Le Donald et le Bojo font pression sur l'Union européenne
Bras dessus-bras dessous, accolades et congratulations :
Donald Trump et Boris Johnson ont joué la totale complicité à Biarritz et se
sont jurés mutuellement que les promesses engagent ceux qui les écoutent.
Alors que Boris Johnson, avant de partager un petit-déjeuner
avec Donald Trump, avait déclaré que la négociation d’un accord commercial
entre le Royaume-Uni et les États-Unis ne serait pas une traversée par grand
vent sur une mer calme, d’un jour à l’autre, tout va pour le mieux.
Embrassons-nous, Foleville…
Ce sera, entre les deux pays, un très vaste accord
commercial, peut-être pas conclu dès le 1er novembre mais « très
vite ». Parce que lui et le Bojo sont en phase, que son interlocuteur
est « fantastique » (contrairement à Theresa May). L’accord
sera « le plus grand qu’il il n’y ait jamais eu », assure Trump.
Normal, il est « l’élu » du Seigneur, “The Chosen One”,
et le Bojo n’est pas loin à ses yeux d’être l’ange Gabriel, sans doute pas tout
à fait son alter ego, mais presque tout comme.
Sauf que, s’il suffit d’être deux pour danser le tango, en
matière de négociations bilatérales portant sur les domaines industriels,
commerciaux et financiers, c’est un peu plus complexe.
----
__À FAIRE__.
1. Répondez à ces questions sur l'article consacré à Trump et Johnson à Biarritz :
(a) Dans quelle ville les deux dirigeants ont-ils affiché leur complicité ?
(b) Quel repas Boris Johnson devait-il partager avec Donald Trump ?
(c) À qui Trump oppose-t-il son interlocuteur, qu'il juge « fantastique » ?
2. Rédigez la suite de l'article sur la rencontre de Trump et Johnson à Biarritz, à partir de sa dernière phrase.
----
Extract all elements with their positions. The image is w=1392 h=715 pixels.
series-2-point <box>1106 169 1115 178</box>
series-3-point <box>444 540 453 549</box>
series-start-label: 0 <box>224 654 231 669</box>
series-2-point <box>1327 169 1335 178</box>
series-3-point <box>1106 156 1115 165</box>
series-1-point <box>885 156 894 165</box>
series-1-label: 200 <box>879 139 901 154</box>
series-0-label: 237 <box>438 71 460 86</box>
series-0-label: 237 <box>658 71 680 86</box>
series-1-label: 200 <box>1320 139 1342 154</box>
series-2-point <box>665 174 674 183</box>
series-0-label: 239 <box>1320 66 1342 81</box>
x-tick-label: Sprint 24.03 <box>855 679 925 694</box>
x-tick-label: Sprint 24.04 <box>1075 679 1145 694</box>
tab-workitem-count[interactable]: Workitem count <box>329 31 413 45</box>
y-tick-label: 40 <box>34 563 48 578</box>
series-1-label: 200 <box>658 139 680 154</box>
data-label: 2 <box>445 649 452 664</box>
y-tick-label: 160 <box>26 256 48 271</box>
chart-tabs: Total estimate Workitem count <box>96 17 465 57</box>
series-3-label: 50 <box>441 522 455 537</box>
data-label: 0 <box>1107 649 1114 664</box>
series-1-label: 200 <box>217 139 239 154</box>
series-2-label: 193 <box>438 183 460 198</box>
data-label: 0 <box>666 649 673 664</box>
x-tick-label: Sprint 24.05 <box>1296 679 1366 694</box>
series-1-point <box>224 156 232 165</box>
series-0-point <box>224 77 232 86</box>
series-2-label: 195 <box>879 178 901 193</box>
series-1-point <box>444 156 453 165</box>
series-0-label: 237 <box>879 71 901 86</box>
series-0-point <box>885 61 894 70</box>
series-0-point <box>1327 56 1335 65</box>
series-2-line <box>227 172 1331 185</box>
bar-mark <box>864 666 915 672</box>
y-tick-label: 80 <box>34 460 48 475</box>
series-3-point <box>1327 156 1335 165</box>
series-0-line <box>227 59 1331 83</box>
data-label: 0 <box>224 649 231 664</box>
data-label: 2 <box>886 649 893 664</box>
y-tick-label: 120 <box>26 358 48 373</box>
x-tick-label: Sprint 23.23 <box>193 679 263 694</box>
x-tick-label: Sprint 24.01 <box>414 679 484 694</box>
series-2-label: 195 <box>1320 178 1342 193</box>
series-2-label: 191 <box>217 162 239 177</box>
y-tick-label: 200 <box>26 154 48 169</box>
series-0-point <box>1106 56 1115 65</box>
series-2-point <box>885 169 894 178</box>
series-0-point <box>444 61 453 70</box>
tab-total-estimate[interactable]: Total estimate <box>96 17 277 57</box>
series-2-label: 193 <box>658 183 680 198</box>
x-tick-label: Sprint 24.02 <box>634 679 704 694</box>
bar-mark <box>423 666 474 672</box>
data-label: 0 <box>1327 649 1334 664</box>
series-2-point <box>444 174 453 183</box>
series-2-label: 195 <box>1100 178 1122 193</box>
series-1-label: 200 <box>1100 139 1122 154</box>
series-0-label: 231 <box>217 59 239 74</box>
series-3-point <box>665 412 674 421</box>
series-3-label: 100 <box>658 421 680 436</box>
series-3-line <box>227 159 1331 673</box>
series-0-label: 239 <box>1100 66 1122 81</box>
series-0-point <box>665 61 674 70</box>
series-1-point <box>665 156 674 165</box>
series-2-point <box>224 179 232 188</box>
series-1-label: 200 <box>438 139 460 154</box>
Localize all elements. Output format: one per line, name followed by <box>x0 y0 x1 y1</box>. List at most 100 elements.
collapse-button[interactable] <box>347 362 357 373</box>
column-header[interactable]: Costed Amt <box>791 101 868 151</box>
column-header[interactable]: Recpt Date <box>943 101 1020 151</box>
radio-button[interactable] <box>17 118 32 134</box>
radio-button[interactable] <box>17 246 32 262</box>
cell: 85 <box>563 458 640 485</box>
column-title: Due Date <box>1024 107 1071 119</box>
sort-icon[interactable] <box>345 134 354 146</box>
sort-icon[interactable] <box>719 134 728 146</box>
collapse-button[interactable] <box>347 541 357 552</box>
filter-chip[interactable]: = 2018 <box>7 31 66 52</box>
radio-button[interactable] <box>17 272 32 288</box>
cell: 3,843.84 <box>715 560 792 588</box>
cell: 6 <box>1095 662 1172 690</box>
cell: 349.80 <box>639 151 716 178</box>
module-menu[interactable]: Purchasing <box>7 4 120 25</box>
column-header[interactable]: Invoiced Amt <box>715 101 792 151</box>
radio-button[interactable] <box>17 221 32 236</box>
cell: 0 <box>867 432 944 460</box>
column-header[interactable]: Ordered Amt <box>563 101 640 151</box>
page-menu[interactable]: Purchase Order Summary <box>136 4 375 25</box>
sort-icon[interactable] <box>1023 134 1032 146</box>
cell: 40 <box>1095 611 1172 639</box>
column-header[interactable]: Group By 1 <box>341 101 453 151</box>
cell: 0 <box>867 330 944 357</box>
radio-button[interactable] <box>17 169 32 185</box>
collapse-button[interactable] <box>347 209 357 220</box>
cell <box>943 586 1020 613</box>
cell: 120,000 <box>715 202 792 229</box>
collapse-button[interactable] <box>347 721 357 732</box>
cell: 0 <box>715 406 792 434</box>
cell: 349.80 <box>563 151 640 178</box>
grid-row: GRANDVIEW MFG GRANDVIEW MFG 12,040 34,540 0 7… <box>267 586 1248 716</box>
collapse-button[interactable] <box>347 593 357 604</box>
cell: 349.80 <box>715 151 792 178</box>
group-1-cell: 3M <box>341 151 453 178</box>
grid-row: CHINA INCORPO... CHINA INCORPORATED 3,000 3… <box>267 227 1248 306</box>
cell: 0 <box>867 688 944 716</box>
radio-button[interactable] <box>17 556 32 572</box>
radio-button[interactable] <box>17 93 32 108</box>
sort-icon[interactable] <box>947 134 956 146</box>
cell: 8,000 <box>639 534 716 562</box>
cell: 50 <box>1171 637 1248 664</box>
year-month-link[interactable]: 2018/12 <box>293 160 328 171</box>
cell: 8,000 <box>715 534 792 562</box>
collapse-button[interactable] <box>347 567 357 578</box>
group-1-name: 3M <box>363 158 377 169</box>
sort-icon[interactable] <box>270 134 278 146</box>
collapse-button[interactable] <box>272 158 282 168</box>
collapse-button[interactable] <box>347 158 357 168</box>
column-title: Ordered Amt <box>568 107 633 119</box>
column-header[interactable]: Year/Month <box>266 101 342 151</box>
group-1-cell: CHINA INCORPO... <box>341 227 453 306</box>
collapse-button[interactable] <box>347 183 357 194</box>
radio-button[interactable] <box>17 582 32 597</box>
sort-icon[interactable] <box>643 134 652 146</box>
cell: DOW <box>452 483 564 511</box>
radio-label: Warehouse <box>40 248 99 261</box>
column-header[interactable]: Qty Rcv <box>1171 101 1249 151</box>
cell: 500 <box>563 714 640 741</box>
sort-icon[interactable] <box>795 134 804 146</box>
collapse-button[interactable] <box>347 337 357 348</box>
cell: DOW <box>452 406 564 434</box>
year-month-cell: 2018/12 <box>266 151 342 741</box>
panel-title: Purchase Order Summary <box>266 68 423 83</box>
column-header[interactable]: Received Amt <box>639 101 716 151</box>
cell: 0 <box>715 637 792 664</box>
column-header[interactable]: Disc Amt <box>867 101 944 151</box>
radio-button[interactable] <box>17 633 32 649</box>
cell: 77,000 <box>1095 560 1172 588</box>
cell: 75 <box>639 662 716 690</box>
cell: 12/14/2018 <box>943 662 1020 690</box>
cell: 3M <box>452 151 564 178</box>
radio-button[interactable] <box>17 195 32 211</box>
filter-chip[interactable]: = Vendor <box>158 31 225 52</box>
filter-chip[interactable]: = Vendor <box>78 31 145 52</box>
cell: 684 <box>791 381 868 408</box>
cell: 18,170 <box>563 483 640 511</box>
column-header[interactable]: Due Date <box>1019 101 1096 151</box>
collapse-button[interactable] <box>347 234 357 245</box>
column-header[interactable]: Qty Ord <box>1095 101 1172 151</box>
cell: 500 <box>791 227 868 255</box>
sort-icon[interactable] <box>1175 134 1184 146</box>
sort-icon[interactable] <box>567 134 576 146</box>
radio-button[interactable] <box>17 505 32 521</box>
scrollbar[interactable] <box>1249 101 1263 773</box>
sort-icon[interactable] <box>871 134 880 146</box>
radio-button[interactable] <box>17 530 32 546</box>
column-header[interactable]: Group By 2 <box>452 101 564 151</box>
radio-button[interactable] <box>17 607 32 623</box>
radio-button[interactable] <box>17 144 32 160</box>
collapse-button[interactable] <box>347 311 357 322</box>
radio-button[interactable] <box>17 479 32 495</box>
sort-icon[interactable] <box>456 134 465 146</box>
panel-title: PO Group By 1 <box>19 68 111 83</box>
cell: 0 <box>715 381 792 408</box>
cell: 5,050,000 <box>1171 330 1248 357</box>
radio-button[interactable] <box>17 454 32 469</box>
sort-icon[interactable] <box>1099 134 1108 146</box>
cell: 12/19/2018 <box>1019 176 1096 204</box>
----
__RÉPONSES AUX CONSIGNES__.
1.
(a) À Biarritz.
(b) Un petit-déjeuner.
(c) À Theresa May.

2.
Les restrictions à l’exportation de produits britanniques
outre-Atlantique sont multiples, tandis que le Royaume-Uni a beaucoup plus
facilité l’activité des entreprises étasuniennes sur son territoire. Les
États-Unis sont l’un des pays les plus protectionnistes qui soit au monde. Tout
est bon pour, par exemple, barrer le marché à un produit alimentaire (la tourte
de porc, ou la cornish pasty, par exemple). Tandis que si, comme l’a dit Trump, le Royaume-Uni n’avait
plus « le boulet [de l’UE] au pied », tout sera plus facile
pour y exporter des produits américains.
Mais Trump ou Johnson sont prompts à se dédire d’un jour à l’autre,
voire d’une heure sur l’autre… Ainsi, Bojo s’est bien évidemment félicité de l’attitude
et des bonnes paroles du Donald matinal, mais dans l’après-midi, il commentait
que si les États-Unis désirent conclure un accord en un an seulement, « ce
serait vraiment très rapide», car le marché américain est « parfois »
sérieusement bouclé. Parfois seulement ?
Eh oui, être une femme libérée (de l’Union européenne) se
vouant à un amant américain, « c’est pas si facile ».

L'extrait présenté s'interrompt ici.